* _Exercise input_

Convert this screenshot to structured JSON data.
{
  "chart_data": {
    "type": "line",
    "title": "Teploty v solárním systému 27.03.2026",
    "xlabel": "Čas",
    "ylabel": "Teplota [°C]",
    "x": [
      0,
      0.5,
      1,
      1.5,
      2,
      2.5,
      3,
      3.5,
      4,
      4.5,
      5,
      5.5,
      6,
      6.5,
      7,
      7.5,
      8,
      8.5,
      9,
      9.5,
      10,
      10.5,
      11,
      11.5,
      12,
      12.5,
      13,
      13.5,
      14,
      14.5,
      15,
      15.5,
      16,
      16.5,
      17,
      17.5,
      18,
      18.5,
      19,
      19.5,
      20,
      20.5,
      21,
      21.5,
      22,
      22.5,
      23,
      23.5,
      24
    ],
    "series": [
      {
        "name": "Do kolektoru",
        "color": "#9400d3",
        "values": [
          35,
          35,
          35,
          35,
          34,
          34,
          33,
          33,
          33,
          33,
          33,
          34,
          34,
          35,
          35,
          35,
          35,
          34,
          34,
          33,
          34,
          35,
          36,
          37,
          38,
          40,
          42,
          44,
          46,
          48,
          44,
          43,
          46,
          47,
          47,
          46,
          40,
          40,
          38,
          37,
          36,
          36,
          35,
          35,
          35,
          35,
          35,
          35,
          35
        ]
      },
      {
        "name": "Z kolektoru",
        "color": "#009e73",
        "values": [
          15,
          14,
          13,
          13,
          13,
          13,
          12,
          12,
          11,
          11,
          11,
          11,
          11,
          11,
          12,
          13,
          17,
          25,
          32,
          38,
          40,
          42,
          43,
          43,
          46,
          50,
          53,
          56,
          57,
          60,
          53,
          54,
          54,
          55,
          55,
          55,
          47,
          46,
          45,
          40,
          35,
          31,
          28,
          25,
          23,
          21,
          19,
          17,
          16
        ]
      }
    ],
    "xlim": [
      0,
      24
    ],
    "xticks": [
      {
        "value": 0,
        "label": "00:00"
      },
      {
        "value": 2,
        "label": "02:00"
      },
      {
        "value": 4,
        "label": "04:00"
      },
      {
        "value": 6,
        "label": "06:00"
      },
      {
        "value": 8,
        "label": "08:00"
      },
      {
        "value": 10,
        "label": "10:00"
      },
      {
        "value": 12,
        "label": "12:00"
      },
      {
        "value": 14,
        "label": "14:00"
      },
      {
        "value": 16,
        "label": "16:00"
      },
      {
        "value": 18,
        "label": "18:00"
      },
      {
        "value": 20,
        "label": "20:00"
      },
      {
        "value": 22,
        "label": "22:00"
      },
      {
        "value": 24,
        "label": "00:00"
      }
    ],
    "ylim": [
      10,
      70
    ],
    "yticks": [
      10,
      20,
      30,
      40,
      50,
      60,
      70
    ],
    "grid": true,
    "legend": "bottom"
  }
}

* _Set task_
Write out the records shown above, exactly as they appear.

* _Output for this exercise_
Convert this screenshot to structured JSON data.
{
  "chart_data": {
    "type": "line",
    "title": "Teploty v solárním systému 27.03.2026",
    "xlabel": "Čas",
    "ylabel": "Teplota [°C]",
    "x": [
      0,
      0.5,
      1,
      1.5,
      2,
      2.5,
      3,
      3.5,
      4,
      4.5,
      5,
      5.5,
      6,
      6.5,
      7,
      7.5,
      8,
      8.5,
      9,
      9.5,
      10,
      10.5,
      11,
      11.5,
      12,
      12.5,
      13,
      13.5,
      14,
      14.5,
      15,
      15.5,
      16,
      16.5,
      17,
      17.5,
      18,
      18.5,
      19,
      19.5,
      20,
      20.5,
      21,
      21.5,
      22,
      22.5,
      23,
      23.5,
      24
    ],
    "series": [
      {
        "name": "Do kolektoru",
        "color": "#9400d3",
        "values": [
          35,
          35,
          35,
          35,
          34,
          34,
          33,
          33,
          33,
          33,
          33,
          34,
          34,
          35,
          35,
          35,
          35,
          34,
          34,
          33,
          34,
          35,
          36,
          37,
          38,
          40,
          42,
          44,
          46,
          48,
          44,
          43,
          46,
          47,
          47,
          46,
          40,
          40,
          38,
          37,
          36,
          36,
          35,
          35,
          35,
          35,
          35,
          35,
          35
        ]
      },
      {
        "name": "Z kolektoru",
        "color": "#009e73",
        "values": [
          15,
          14,
          13,
          13,
          13,
          13,
          12,
          12,
          11,
          11,
          11,
          11,
          11,
          11,
          12,
          13,
          17,
          25,
          32,
          38,
          40,
          42,
          43,
          43,
          46,
          50,
          53,
          56,
          57,
          60,
          53,
          54,
          54,
          55,
          55,
          55,
          47,
          46,
          45,
          40,
          35,
          31,
          28,
          25,
          23,
          21,
          19,
          17,
          16
        ]
      }
    ],
    "xlim": [
      0,
      24
    ],
    "xticks": [
      {
        "value": 0,
        "label": "00:00"
      },
      {
        "value": 2,
        "label": "02:00"
      },
      {
        "value": 4,
        "label": "04:00"
      },
      {
        "value": 6,
        "label": "06:00"
      },
      {
        "value": 8,
        "label": "08:00"
      },
      {
        "value": 10,
        "label": "10:00"
      },
      {
        "value": 12,
        "label": "12:00"
      },
      {
        "value": 14,
        "label": "14:00"
      },
      {
        "value": 16,
        "label": "16:00"
      },
      {
        "value": 18,
        "label": "18:00"
      },
      {
        "value": 20,
        "label": "20:00"
      },
      {
        "value": 22,
        "label": "22:00"
      },
      {
        "value": 24,
        "label": "00:00"
      }
    ],
    "ylim": [
      10,
      70
    ],
    "yticks": [
      10,
      20,
      30,
      40,
      50,
      60,
      70
    ],
    "grid": true,
    "legend": "bottom"
  }
}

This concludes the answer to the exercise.